# start of DATASET RECORDS

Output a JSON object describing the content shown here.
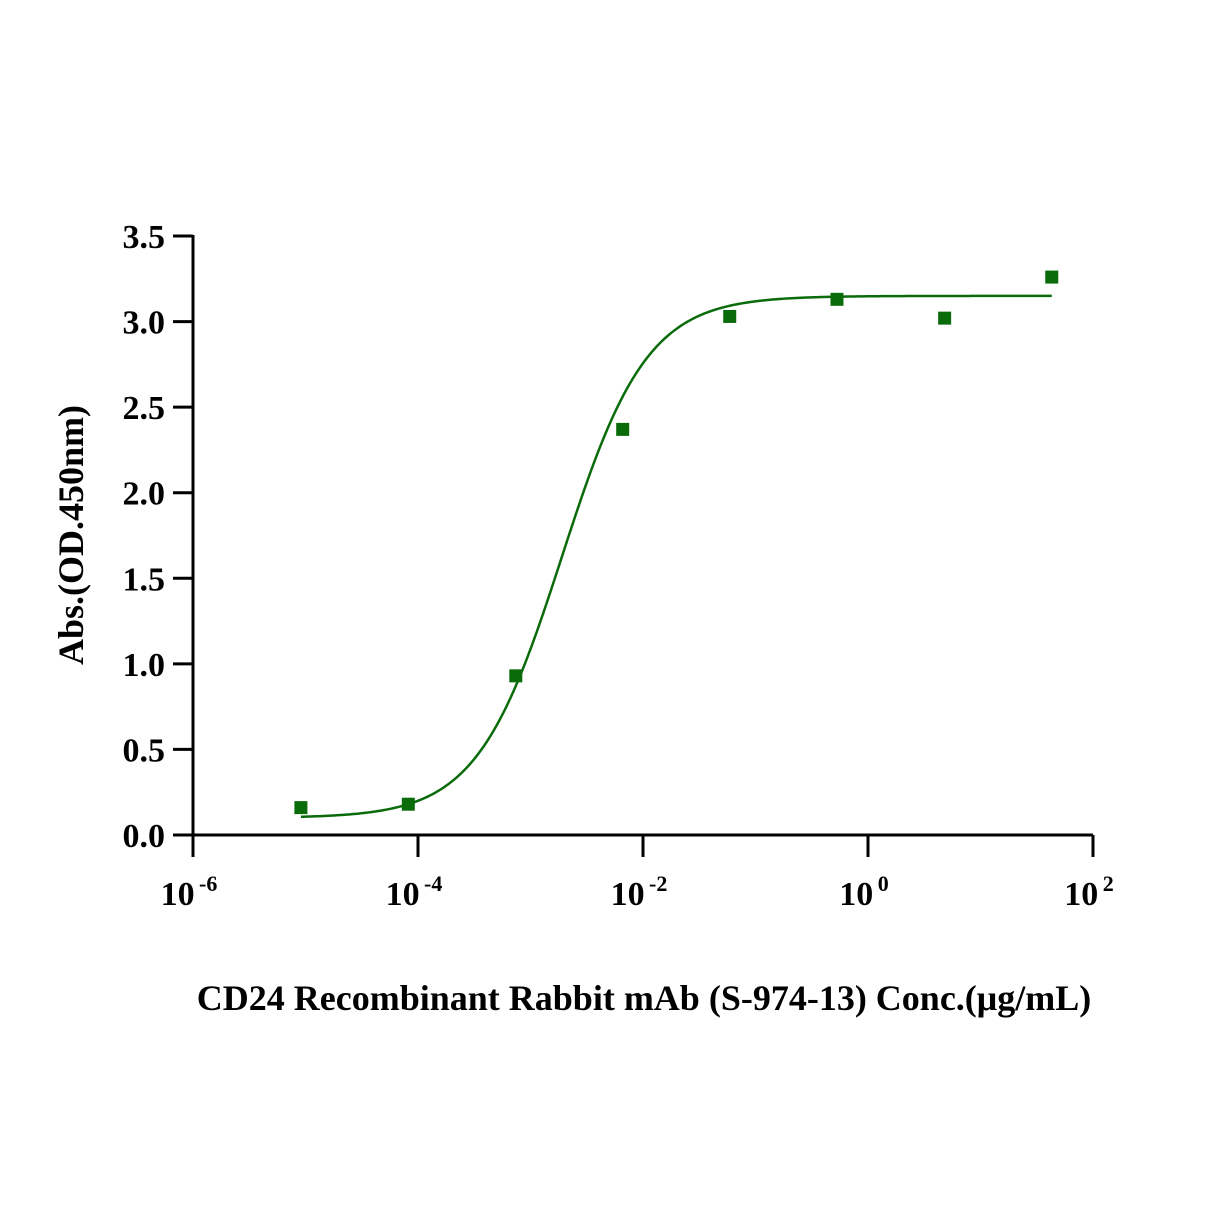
{
  "chart_data": {
    "type": "scatter",
    "xlabel": "CD24 Recombinant Rabbit mAb (S-974-13) Conc.(μg/mL)",
    "ylabel": "Abs.(OD.450nm)",
    "xscale": "log",
    "xlim": [
      1e-06,
      100
    ],
    "ylim": [
      0,
      3.5
    ],
    "x_ticks": [
      {
        "base": "10",
        "exp": "-6",
        "value": 1e-06
      },
      {
        "base": "10",
        "exp": "-4",
        "value": 0.0001
      },
      {
        "base": "10",
        "exp": "-2",
        "value": 0.01
      },
      {
        "base": "10",
        "exp": "0",
        "value": 1
      },
      {
        "base": "10",
        "exp": "2",
        "value": 100
      }
    ],
    "y_ticks": [
      "0.0",
      "0.5",
      "1.0",
      "1.5",
      "2.0",
      "2.5",
      "3.0",
      "3.5"
    ],
    "grid": false,
    "color": "#0a6b0a",
    "series": [
      {
        "marker": "square",
        "x": [
          9.1e-06,
          8.2e-05,
          0.00074,
          0.0066,
          0.059,
          0.53,
          4.8,
          43
        ],
        "y": [
          0.16,
          0.18,
          0.93,
          2.37,
          3.03,
          3.13,
          3.02,
          3.26
        ]
      }
    ],
    "fit": {
      "type": "4PL",
      "bottom": 0.1,
      "top": 3.15,
      "ec50": 0.0019,
      "hill": 1.15,
      "x_range": [
        9.1e-06,
        43
      ]
    }
  }
}
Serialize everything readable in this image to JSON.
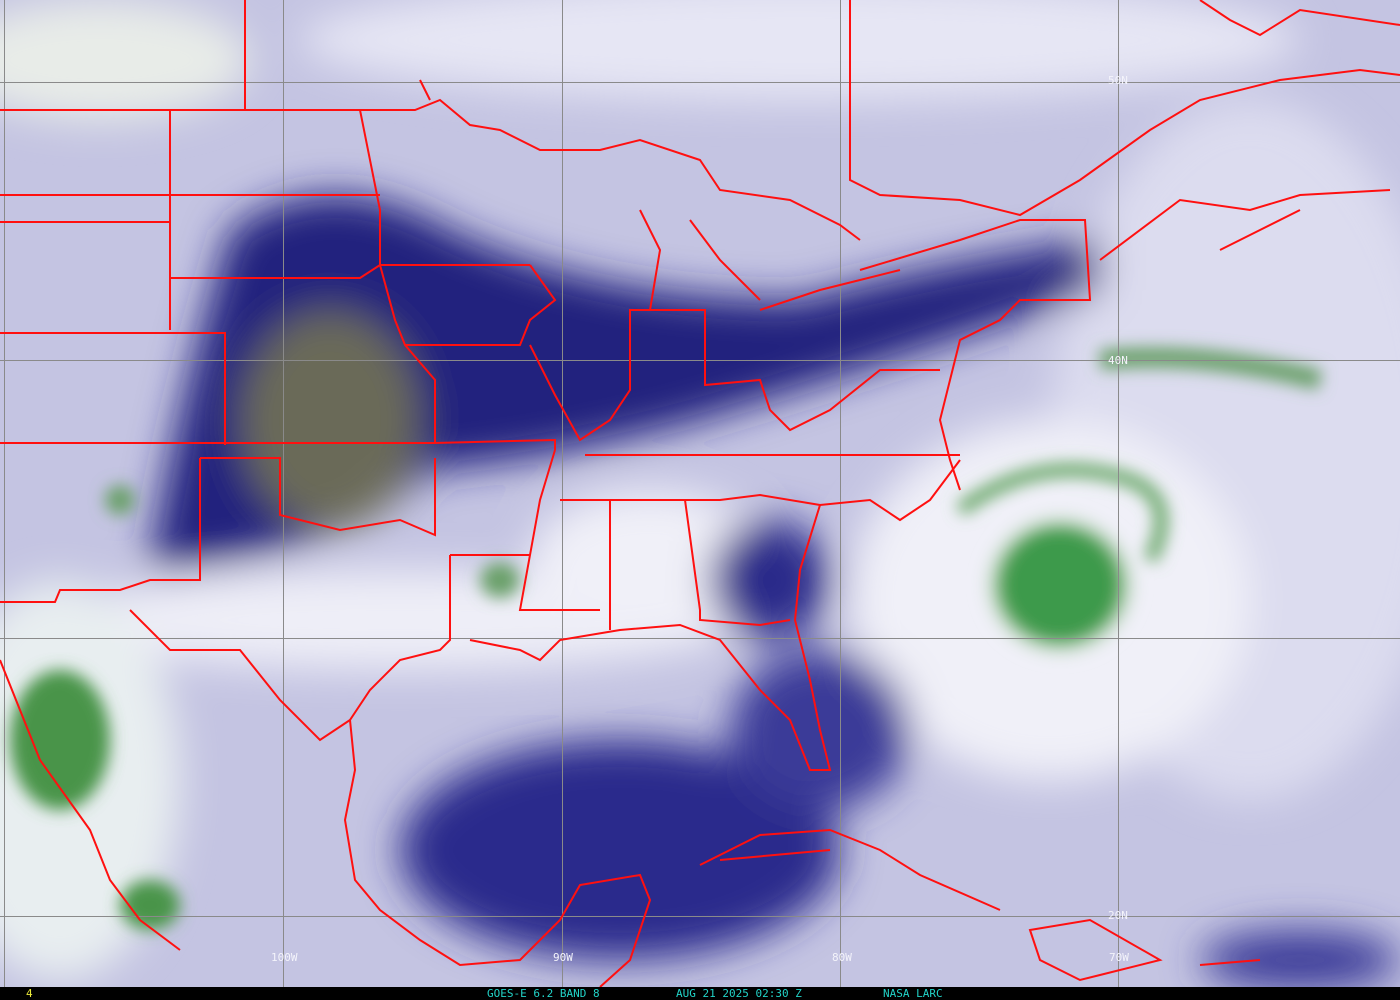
{
  "image": {
    "type": "satellite water vapor imagery",
    "colors": {
      "dry": "#1c1c7a",
      "mid": "#8e8ec8",
      "moist": "#eeeef8",
      "cloud_top": "#3f8f3f",
      "borders": "#ff1010",
      "grid": "#8a8a8a",
      "caption": "#22d3c8",
      "frame_number": "#e8e83a"
    }
  },
  "grid_labels": {
    "lat": [
      "50N",
      "40N",
      "20N"
    ],
    "lon": [
      "100W",
      "90W",
      "80W",
      "70W"
    ]
  },
  "footer": {
    "frame_number": "4",
    "product": "GOES-E 6.2 BAND 8",
    "datetime": "AUG 21 2025 02:30 Z",
    "credit": "NASA LARC"
  }
}
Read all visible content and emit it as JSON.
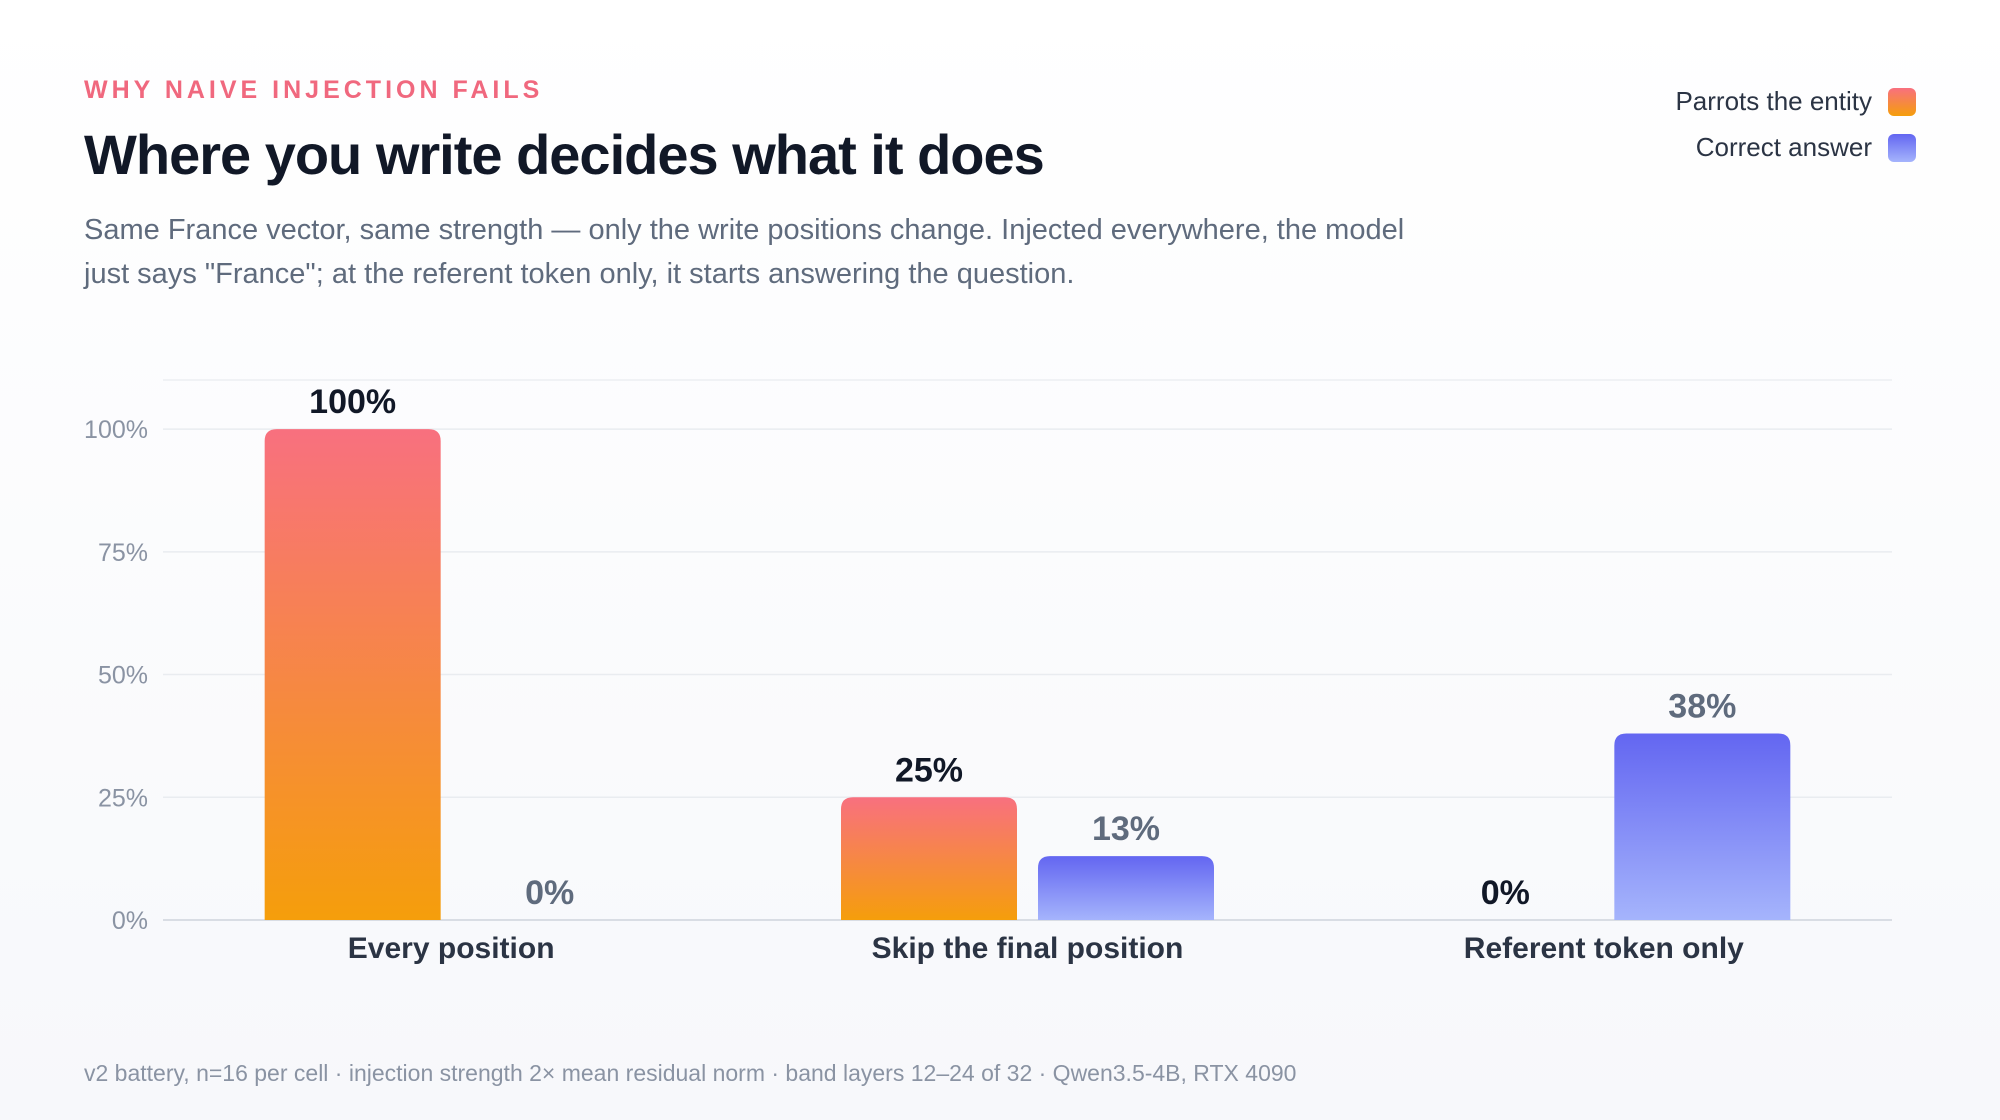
{
  "header": {
    "kicker": "WHY NAIVE INJECTION FAILS",
    "title": "Where you write decides what it does",
    "subtitle": "Same France vector, same strength — only the write positions change. Injected everywhere, the model just says \"France\"; at the referent token only, it starts answering the question."
  },
  "legend": [
    {
      "label": "Parrots the entity",
      "color_top": "#f8707f",
      "color_bottom": "#f59e0b"
    },
    {
      "label": "Correct answer",
      "color_top": "#6366f1",
      "color_bottom": "#a5b4fc"
    }
  ],
  "footnote": "v2 battery, n=16 per cell · injection strength 2× mean residual norm · band layers 12–24 of 32 · Qwen3.5-4B, RTX 4090",
  "chart_data": {
    "type": "bar",
    "title": "Where you write decides what it does",
    "xlabel": "",
    "ylabel": "",
    "categories": [
      "Every position",
      "Skip the final position",
      "Referent token only"
    ],
    "series": [
      {
        "name": "Parrots the entity",
        "values": [
          100,
          25,
          0
        ],
        "labels": [
          "100%",
          "25%",
          "0%"
        ]
      },
      {
        "name": "Correct answer",
        "values": [
          0,
          13,
          38
        ],
        "labels": [
          "0%",
          "13%",
          "38%"
        ]
      }
    ],
    "yticks": [
      "0%",
      "25%",
      "50%",
      "75%",
      "100%"
    ],
    "ylim": [
      0,
      110
    ],
    "grid": true,
    "legend_position": "top-right"
  }
}
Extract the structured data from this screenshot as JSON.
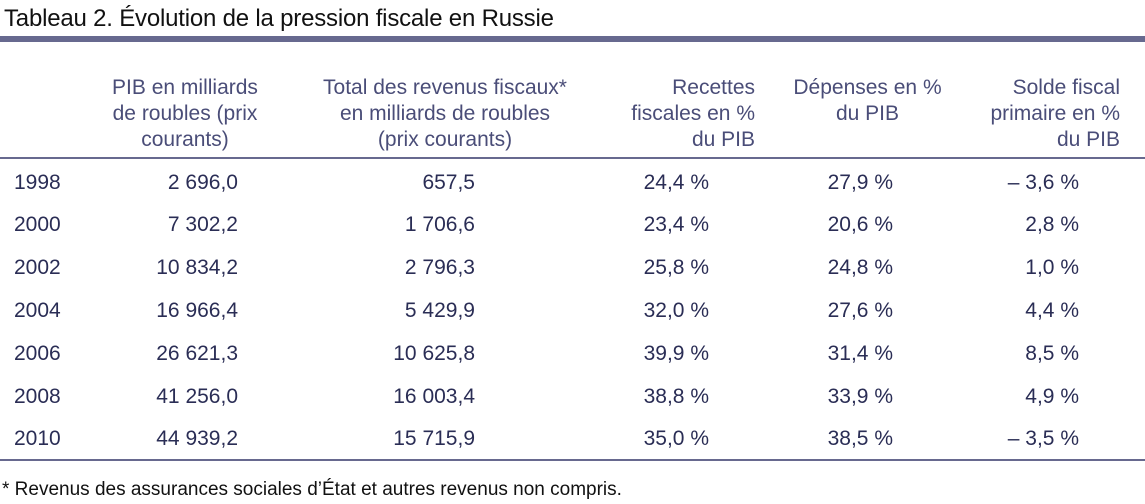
{
  "title": "Tableau 2. Évolution de la pression fiscale en Russie",
  "headers": [
    "PIB en milliards\nde roubles (prix\ncourants)",
    "Total des revenus fiscaux*\nen milliards de roubles\n(prix courants)",
    "Recettes\nfiscales en %\ndu PIB",
    "Dépenses en %\ndu PIB",
    "Solde fiscal\nprimaire en %\ndu PIB"
  ],
  "rows": [
    {
      "year": "1998",
      "cells": [
        "2 696,0",
        "657,5",
        "24,4 %",
        "27,9 %",
        "– 3,6 %"
      ]
    },
    {
      "year": "2000",
      "cells": [
        "7 302,2",
        "1 706,6",
        "23,4 %",
        "20,6 %",
        "2,8 %"
      ]
    },
    {
      "year": "2002",
      "cells": [
        "10 834,2",
        "2 796,3",
        "25,8 %",
        "24,8 %",
        "1,0 %"
      ]
    },
    {
      "year": "2004",
      "cells": [
        "16 966,4",
        "5 429,9",
        "32,0 %",
        "27,6 %",
        "4,4 %"
      ]
    },
    {
      "year": "2006",
      "cells": [
        "26 621,3",
        "10 625,8",
        "39,9 %",
        "31,4 %",
        "8,5 %"
      ]
    },
    {
      "year": "2008",
      "cells": [
        "41 256,0",
        "16 003,4",
        "38,8 %",
        "33,9 %",
        "4,9 %"
      ]
    },
    {
      "year": "2010",
      "cells": [
        "44 939,2",
        "15 715,9",
        "35,0 %",
        "38,5 %",
        "– 3,5 %"
      ]
    }
  ],
  "footnote": "* Revenus des assurances sociales d’État et autres revenus non compris."
}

# end of DATASET RECORDS

→ **WHAT THIS TASK INVOLVES**: Each line in the records above should be reproduced exactly; images are not copied.

→ **SOLUTION**:
Output a JSON object describing the content shown here.
{
  "chart_data": {
    "type": "scatter",
    "xlabel": "CD24 Recombinant Rabbit mAb (S-974-13) Conc.(μg/mL)",
    "ylabel": "Abs.(OD.450nm)",
    "xscale": "log",
    "xlim": [
      1e-06,
      100
    ],
    "ylim": [
      0,
      3.5
    ],
    "x_ticks": [
      {
        "base": "10",
        "exp": "-6",
        "value": 1e-06
      },
      {
        "base": "10",
        "exp": "-4",
        "value": 0.0001
      },
      {
        "base": "10",
        "exp": "-2",
        "value": 0.01
      },
      {
        "base": "10",
        "exp": "0",
        "value": 1
      },
      {
        "base": "10",
        "exp": "2",
        "value": 100
      }
    ],
    "y_ticks": [
      "0.0",
      "0.5",
      "1.0",
      "1.5",
      "2.0",
      "2.5",
      "3.0",
      "3.5"
    ],
    "grid": false,
    "color": "#0a6b0a",
    "series": [
      {
        "marker": "square",
        "x": [
          9.1e-06,
          8.2e-05,
          0.00074,
          0.0066,
          0.059,
          0.53,
          4.8,
          43
        ],
        "y": [
          0.16,
          0.18,
          0.93,
          2.37,
          3.03,
          3.13,
          3.02,
          3.26
        ]
      }
    ],
    "fit": {
      "type": "4PL",
      "bottom": 0.1,
      "top": 3.15,
      "ec50": 0.0019,
      "hill": 1.15,
      "x_range": [
        9.1e-06,
        43
      ]
    }
  }
}
Serialize everything readable in this image to JSON.
{
  "image": {
    "type": "satellite water vapor imagery",
    "colors": {
      "dry": "#1c1c7a",
      "mid": "#8e8ec8",
      "moist": "#eeeef8",
      "cloud_top": "#3f8f3f",
      "borders": "#ff1010",
      "grid": "#8a8a8a",
      "caption": "#22d3c8",
      "frame_number": "#e8e83a"
    }
  },
  "grid_labels": {
    "lat": [
      "50N",
      "40N",
      "20N"
    ],
    "lon": [
      "100W",
      "90W",
      "80W",
      "70W"
    ]
  },
  "footer": {
    "frame_number": "4",
    "product": "GOES-E 6.2 BAND 8",
    "datetime": "AUG 21 2025 02:30 Z",
    "credit": "NASA LARC"
  }
}
Read all visible content and emit it as JSON.
{
  "header": {
    "kicker": "WHY NAIVE INJECTION FAILS",
    "title": "Where you write decides what it does",
    "subtitle": "Same France vector, same strength — only the write positions change. Injected everywhere, the model just says \"France\"; at the referent token only, it starts answering the question."
  },
  "legend": [
    {
      "label": "Parrots the entity",
      "color_top": "#f8707f",
      "color_bottom": "#f59e0b"
    },
    {
      "label": "Correct answer",
      "color_top": "#6366f1",
      "color_bottom": "#a5b4fc"
    }
  ],
  "footnote": "v2 battery, n=16 per cell · injection strength 2× mean residual norm · band layers 12–24 of 32 · Qwen3.5-4B, RTX 4090",
  "chart_data": {
    "type": "bar",
    "title": "Where you write decides what it does",
    "xlabel": "",
    "ylabel": "",
    "categories": [
      "Every position",
      "Skip the final position",
      "Referent token only"
    ],
    "series": [
      {
        "name": "Parrots the entity",
        "values": [
          100,
          25,
          0
        ],
        "labels": [
          "100%",
          "25%",
          "0%"
        ]
      },
      {
        "name": "Correct answer",
        "values": [
          0,
          13,
          38
        ],
        "labels": [
          "0%",
          "13%",
          "38%"
        ]
      }
    ],
    "yticks": [
      "0%",
      "25%",
      "50%",
      "75%",
      "100%"
    ],
    "ylim": [
      0,
      110
    ],
    "grid": true,
    "legend_position": "top-right"
  }
}
Extract the structured data from this screenshot as JSON.
{
  "title": "Tableau 2. Évolution de la pression fiscale en Russie",
  "headers": [
    "PIB en milliards\nde roubles (prix\ncourants)",
    "Total des revenus fiscaux*\nen milliards de roubles\n(prix courants)",
    "Recettes\nfiscales en %\ndu PIB",
    "Dépenses en %\ndu PIB",
    "Solde fiscal\nprimaire en %\ndu PIB"
  ],
  "rows": [
    {
      "year": "1998",
      "cells": [
        "2 696,0",
        "657,5",
        "24,4 %",
        "27,9 %",
        "– 3,6 %"
      ]
    },
    {
      "year": "2000",
      "cells": [
        "7 302,2",
        "1 706,6",
        "23,4 %",
        "20,6 %",
        "2,8 %"
      ]
    },
    {
      "year": "2002",
      "cells": [
        "10 834,2",
        "2 796,3",
        "25,8 %",
        "24,8 %",
        "1,0 %"
      ]
    },
    {
      "year": "2004",
      "cells": [
        "16 966,4",
        "5 429,9",
        "32,0 %",
        "27,6 %",
        "4,4 %"
      ]
    },
    {
      "year": "2006",
      "cells": [
        "26 621,3",
        "10 625,8",
        "39,9 %",
        "31,4 %",
        "8,5 %"
      ]
    },
    {
      "year": "2008",
      "cells": [
        "41 256,0",
        "16 003,4",
        "38,8 %",
        "33,9 %",
        "4,9 %"
      ]
    },
    {
      "year": "2010",
      "cells": [
        "44 939,2",
        "15 715,9",
        "35,0 %",
        "38,5 %",
        "– 3,5 %"
      ]
    }
  ],
  "footnote": "* Revenus des assurances sociales d’État et autres revenus non compris."
}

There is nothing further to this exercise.